**Dataset entries:**

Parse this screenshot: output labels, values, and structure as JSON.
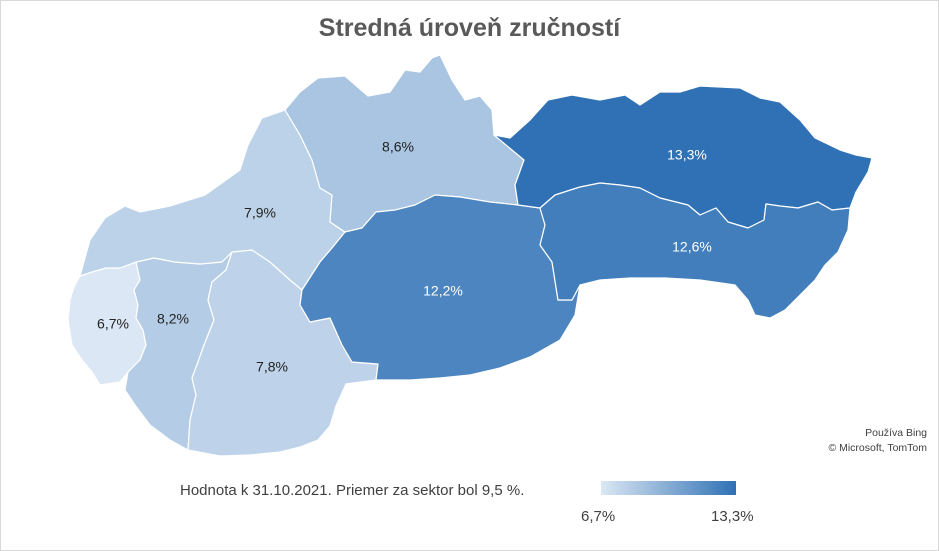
{
  "title": "Stredná úroveň zručností",
  "attribution": {
    "line1": "Používa Bing",
    "line2": "© Microsoft, TomTom"
  },
  "footnote": "Hodnota k 31.10.2021. Priemer za sektor bol 9,5 %.",
  "legend": {
    "min_label": "6,7%",
    "max_label": "13,3%",
    "min_value": 6.7,
    "max_value": 13.3,
    "min_color": "#dbe7f4",
    "max_color": "#2f71b4"
  },
  "regions": [
    {
      "key": "bratislava",
      "label": "6,7%",
      "value": 6.7
    },
    {
      "key": "trnava",
      "label": "8,2%",
      "value": 8.2
    },
    {
      "key": "nitra",
      "label": "7,8%",
      "value": 7.8
    },
    {
      "key": "trencin",
      "label": "7,9%",
      "value": 7.9
    },
    {
      "key": "zilina",
      "label": "8,6%",
      "value": 8.6
    },
    {
      "key": "banska-bystrica",
      "label": "12,2%",
      "value": 12.2
    },
    {
      "key": "presov",
      "label": "13,3%",
      "value": 13.3
    },
    {
      "key": "kosice",
      "label": "12,6%",
      "value": 12.6
    }
  ]
}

**Task prompt:**
Repeat verbatim all the material, but not the pictures.

**Solution:**
Parse this screenshot: output labels, values, and structure as JSON.
{
  "title": "Stredná úroveň zručností",
  "attribution": {
    "line1": "Používa Bing",
    "line2": "© Microsoft, TomTom"
  },
  "footnote": "Hodnota k 31.10.2021. Priemer za sektor bol 9,5 %.",
  "legend": {
    "min_label": "6,7%",
    "max_label": "13,3%",
    "min_value": 6.7,
    "max_value": 13.3,
    "min_color": "#dbe7f4",
    "max_color": "#2f71b4"
  },
  "regions": [
    {
      "key": "bratislava",
      "label": "6,7%",
      "value": 6.7
    },
    {
      "key": "trnava",
      "label": "8,2%",
      "value": 8.2
    },
    {
      "key": "nitra",
      "label": "7,8%",
      "value": 7.8
    },
    {
      "key": "trencin",
      "label": "7,9%",
      "value": 7.9
    },
    {
      "key": "zilina",
      "label": "8,6%",
      "value": 8.6
    },
    {
      "key": "banska-bystrica",
      "label": "12,2%",
      "value": 12.2
    },
    {
      "key": "presov",
      "label": "13,3%",
      "value": 13.3
    },
    {
      "key": "kosice",
      "label": "12,6%",
      "value": 12.6
    }
  ]
}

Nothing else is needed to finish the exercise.